[Saved data entries]

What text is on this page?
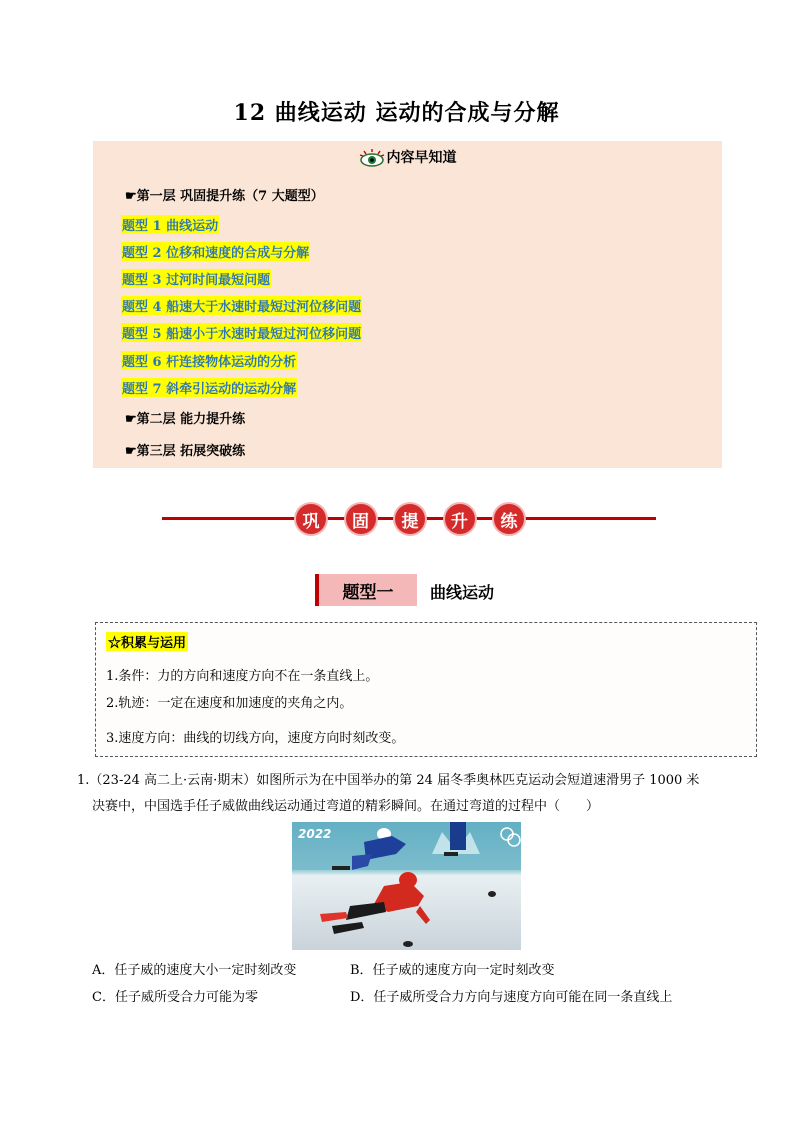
12 曲线运动 运动的合成与分解
内容早知道
☛第一层 巩固提升练（7 大题型）
题型 1 曲线运动
题型 2 位移和速度的合成与分解
题型 3 过河时间最短问题
题型 4 船速大于水速时最短过河位移问题
题型 5 船速小于水速时最短过河位移问题
题型 6 杆连接物体运动的分析
题型 7 斜牵引运动的运动分解
☛第二层 能力提升练
☛第三层 拓展突破练
巩	固	提	升	练
题型一	曲线运动
☆积累与运用
1.条件：力的方向和速度方向不在一条直线上。
2.轨迹：一定在速度和加速度的夹角之内。
3.速度方向：曲线的切线方向，速度方向时刻改变。
1.（23-24 高二上·云南·期末）如图所示为在中国举办的第 24 届冬季奥林匹克运动会短道速滑男子 1000 米
决赛中，中国选手任子威做曲线运动通过弯道的精彩瞬间。在通过弯道的过程中（　　）
2022
A．任子威的速度大小一定时刻改变	B．任子威的速度方向一定时刻改变
C．任子威所受合力可能为零	D．任子威所受合力方向与速度方向可能在同一条直线上
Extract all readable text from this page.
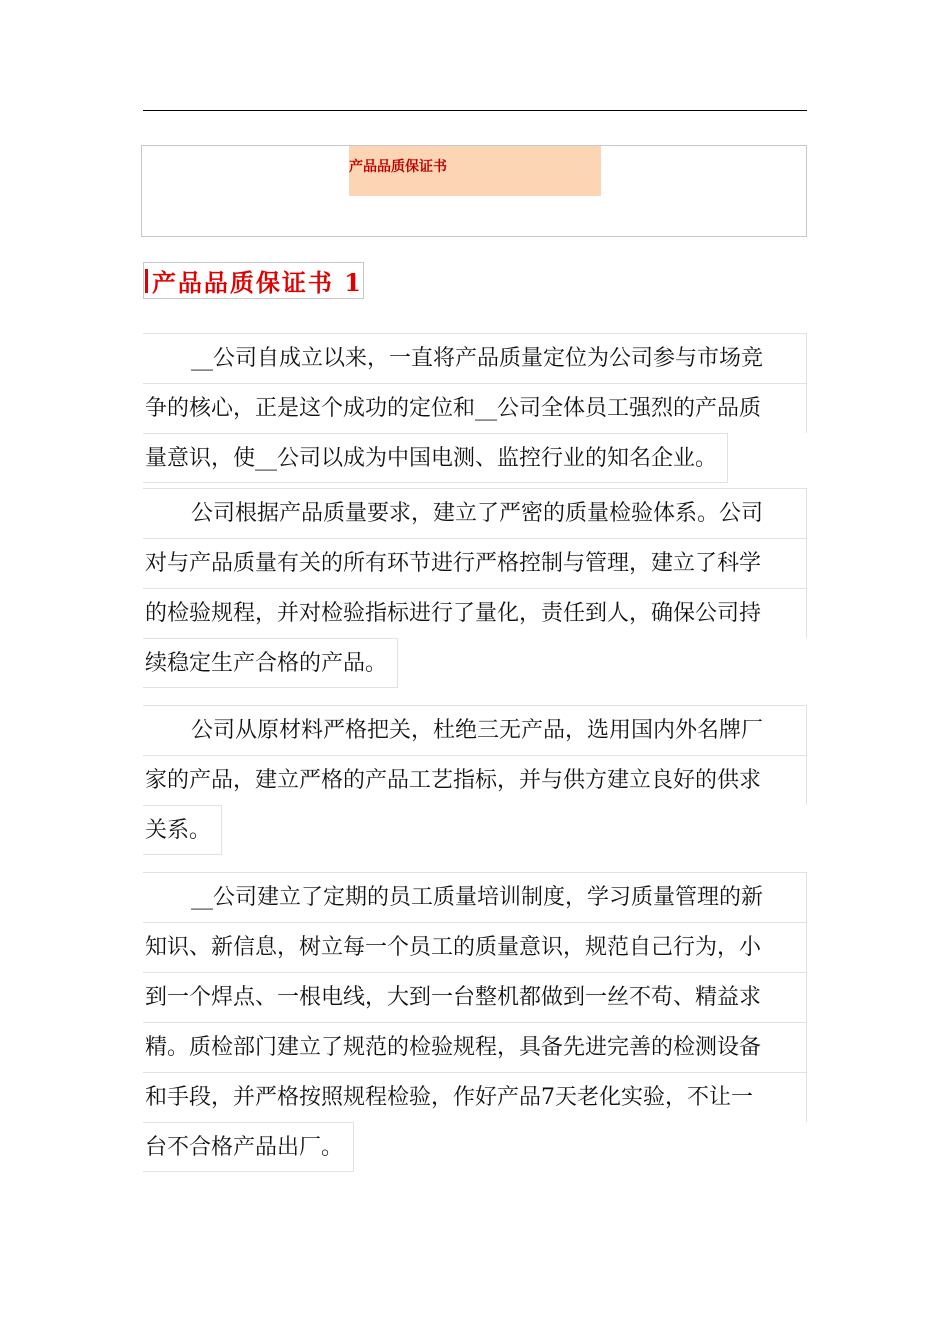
产品品质保证书
产品品质保证书 1
__公司自成立以来，一直将产品质量定位为公司参与市场竞
争的核心，正是这个成功的定位和__公司全体员工强烈的产品质
量意识，使__公司以成为中国电测、监控行业的知名企业。
公司根据产品质量要求，建立了严密的质量检验体系。公司
对与产品质量有关的所有环节进行严格控制与管理，建立了科学
的检验规程，并对检验指标进行了量化，责任到人，确保公司持
续稳定生产合格的产品。
公司从原材料严格把关，杜绝三无产品，选用国内外名牌厂
家的产品，建立严格的产品工艺指标，并与供方建立良好的供求
关系。
__公司建立了定期的员工质量培训制度，学习质量管理的新
知识、新信息，树立每一个员工的质量意识，规范自己行为，小
到一个焊点、一根电线，大到一台整机都做到一丝不苟、精益求
精。质检部门建立了规范的检验规程，具备先进完善的检测设备
和手段，并严格按照规程检验，作好产品7天老化实验，不让一
台不合格产品出厂。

■ PROMPT ■
Your task is to set down the records shown above exactly, minus any pictures.

■ FINISHED TASK ■
What text is on this page?
12 曲线运动 运动的合成与分解
内容早知道
☛第一层 巩固提升练（7 大题型）
题型 1 曲线运动
题型 2 位移和速度的合成与分解
题型 3 过河时间最短问题
题型 4 船速大于水速时最短过河位移问题
题型 5 船速小于水速时最短过河位移问题
题型 6 杆连接物体运动的分析
题型 7 斜牵引运动的运动分解
☛第二层 能力提升练
☛第三层 拓展突破练
巩	固	提	升	练
题型一	曲线运动
☆积累与运用
1.条件：力的方向和速度方向不在一条直线上。
2.轨迹：一定在速度和加速度的夹角之内。
3.速度方向：曲线的切线方向，速度方向时刻改变。
1.（23-24 高二上·云南·期末）如图所示为在中国举办的第 24 届冬季奥林匹克运动会短道速滑男子 1000 米
决赛中，中国选手任子威做曲线运动通过弯道的精彩瞬间。在通过弯道的过程中（　　）
2022
A．任子威的速度大小一定时刻改变	B．任子威的速度方向一定时刻改变
C．任子威所受合力可能为零	D．任子威所受合力方向与速度方向可能在同一条直线上
Extract all readable text from this page.
产品品质保证书
产品品质保证书 1
__公司自成立以来，一直将产品质量定位为公司参与市场竞
争的核心，正是这个成功的定位和__公司全体员工强烈的产品质
量意识，使__公司以成为中国电测、监控行业的知名企业。
公司根据产品质量要求，建立了严密的质量检验体系。公司
对与产品质量有关的所有环节进行严格控制与管理，建立了科学
的检验规程，并对检验指标进行了量化，责任到人，确保公司持
续稳定生产合格的产品。
公司从原材料严格把关，杜绝三无产品，选用国内外名牌厂
家的产品，建立严格的产品工艺指标，并与供方建立良好的供求
关系。
__公司建立了定期的员工质量培训制度，学习质量管理的新
知识、新信息，树立每一个员工的质量意识，规范自己行为，小
到一个焊点、一根电线，大到一台整机都做到一丝不苟、精益求
精。质检部门建立了规范的检验规程，具备先进完善的检测设备
和手段，并严格按照规程检验，作好产品7天老化实验，不让一
台不合格产品出厂。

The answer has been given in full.